Records provided:
⟨

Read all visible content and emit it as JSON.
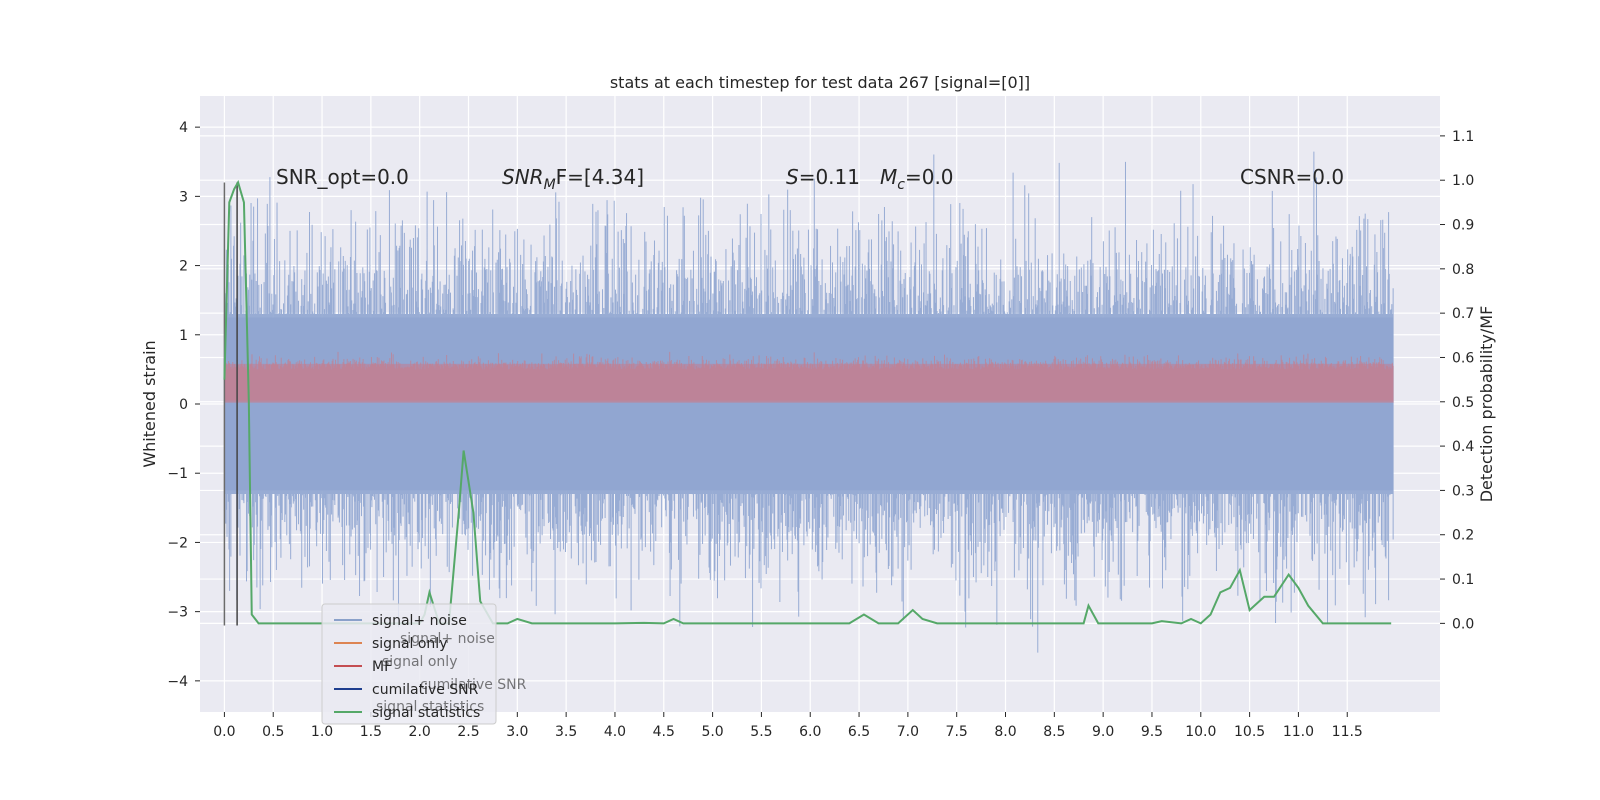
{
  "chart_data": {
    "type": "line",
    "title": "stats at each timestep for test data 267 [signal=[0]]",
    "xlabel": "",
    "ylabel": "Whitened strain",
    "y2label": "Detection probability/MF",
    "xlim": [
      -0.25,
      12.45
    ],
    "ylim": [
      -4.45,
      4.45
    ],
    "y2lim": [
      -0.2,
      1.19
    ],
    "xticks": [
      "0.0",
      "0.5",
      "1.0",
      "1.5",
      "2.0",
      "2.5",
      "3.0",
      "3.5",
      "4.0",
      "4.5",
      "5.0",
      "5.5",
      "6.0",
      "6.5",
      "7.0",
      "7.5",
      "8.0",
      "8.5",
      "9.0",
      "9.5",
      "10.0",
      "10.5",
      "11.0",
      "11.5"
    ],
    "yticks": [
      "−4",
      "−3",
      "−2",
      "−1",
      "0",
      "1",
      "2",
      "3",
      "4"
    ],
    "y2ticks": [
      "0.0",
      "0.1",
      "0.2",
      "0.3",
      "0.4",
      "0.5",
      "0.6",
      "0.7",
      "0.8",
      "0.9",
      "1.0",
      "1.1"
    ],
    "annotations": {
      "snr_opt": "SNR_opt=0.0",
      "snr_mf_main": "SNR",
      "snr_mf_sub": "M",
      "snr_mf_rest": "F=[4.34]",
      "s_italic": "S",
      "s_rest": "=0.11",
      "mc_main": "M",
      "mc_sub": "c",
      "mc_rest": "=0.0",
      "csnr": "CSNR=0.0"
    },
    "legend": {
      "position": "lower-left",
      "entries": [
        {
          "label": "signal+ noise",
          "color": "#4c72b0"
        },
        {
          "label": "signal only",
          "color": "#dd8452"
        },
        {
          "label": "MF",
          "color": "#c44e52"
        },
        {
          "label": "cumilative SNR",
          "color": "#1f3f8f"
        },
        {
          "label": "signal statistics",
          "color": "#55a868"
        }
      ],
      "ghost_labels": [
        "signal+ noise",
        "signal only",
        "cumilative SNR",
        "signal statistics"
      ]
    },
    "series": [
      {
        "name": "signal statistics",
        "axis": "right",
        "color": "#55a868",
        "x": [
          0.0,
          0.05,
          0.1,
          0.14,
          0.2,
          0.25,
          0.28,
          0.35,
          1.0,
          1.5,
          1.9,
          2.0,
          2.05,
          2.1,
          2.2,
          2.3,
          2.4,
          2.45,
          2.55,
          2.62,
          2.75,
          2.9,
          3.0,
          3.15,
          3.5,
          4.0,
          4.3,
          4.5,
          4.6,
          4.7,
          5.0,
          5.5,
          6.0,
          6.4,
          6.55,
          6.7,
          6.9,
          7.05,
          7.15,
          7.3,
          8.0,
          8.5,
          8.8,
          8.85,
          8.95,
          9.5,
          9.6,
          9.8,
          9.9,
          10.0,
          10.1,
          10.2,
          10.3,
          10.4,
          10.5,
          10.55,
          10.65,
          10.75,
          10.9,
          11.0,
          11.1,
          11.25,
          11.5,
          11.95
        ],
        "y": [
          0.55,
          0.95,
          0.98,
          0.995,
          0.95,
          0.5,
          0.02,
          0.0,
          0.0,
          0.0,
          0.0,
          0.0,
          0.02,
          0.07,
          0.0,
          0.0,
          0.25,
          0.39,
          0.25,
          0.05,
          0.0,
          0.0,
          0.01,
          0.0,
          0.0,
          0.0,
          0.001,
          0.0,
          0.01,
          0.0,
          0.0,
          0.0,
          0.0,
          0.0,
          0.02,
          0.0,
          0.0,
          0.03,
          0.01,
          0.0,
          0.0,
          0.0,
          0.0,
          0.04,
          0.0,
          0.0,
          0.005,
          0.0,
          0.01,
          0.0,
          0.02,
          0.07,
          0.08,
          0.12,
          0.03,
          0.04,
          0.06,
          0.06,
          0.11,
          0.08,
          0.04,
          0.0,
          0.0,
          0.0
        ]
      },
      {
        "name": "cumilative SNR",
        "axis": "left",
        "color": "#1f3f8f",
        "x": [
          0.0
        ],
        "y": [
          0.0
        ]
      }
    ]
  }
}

⟩
⟨

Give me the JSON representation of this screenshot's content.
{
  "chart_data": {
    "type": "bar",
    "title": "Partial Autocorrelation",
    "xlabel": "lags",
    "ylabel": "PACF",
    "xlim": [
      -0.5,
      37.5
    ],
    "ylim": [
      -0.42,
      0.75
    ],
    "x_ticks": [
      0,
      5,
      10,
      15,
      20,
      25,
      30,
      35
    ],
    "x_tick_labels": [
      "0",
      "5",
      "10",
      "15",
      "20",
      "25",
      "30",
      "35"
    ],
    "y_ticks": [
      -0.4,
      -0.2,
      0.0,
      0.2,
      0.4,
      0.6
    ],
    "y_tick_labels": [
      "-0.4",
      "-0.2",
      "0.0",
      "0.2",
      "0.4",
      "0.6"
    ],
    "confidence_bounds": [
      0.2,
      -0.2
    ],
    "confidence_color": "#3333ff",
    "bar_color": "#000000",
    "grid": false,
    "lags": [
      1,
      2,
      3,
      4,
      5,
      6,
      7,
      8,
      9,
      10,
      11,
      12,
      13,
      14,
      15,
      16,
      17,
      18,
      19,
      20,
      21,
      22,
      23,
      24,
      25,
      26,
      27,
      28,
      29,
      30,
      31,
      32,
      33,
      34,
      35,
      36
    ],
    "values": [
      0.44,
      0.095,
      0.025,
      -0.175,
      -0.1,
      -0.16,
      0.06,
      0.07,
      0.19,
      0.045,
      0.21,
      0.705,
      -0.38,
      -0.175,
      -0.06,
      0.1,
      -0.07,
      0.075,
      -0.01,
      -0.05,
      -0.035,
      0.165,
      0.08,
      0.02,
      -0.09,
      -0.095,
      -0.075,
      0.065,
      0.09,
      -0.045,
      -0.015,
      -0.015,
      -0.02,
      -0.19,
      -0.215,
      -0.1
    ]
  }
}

⟩

Given exercise:
What is the number of lines containing "statistics"? Give that number only.

Solution to this exercise:
3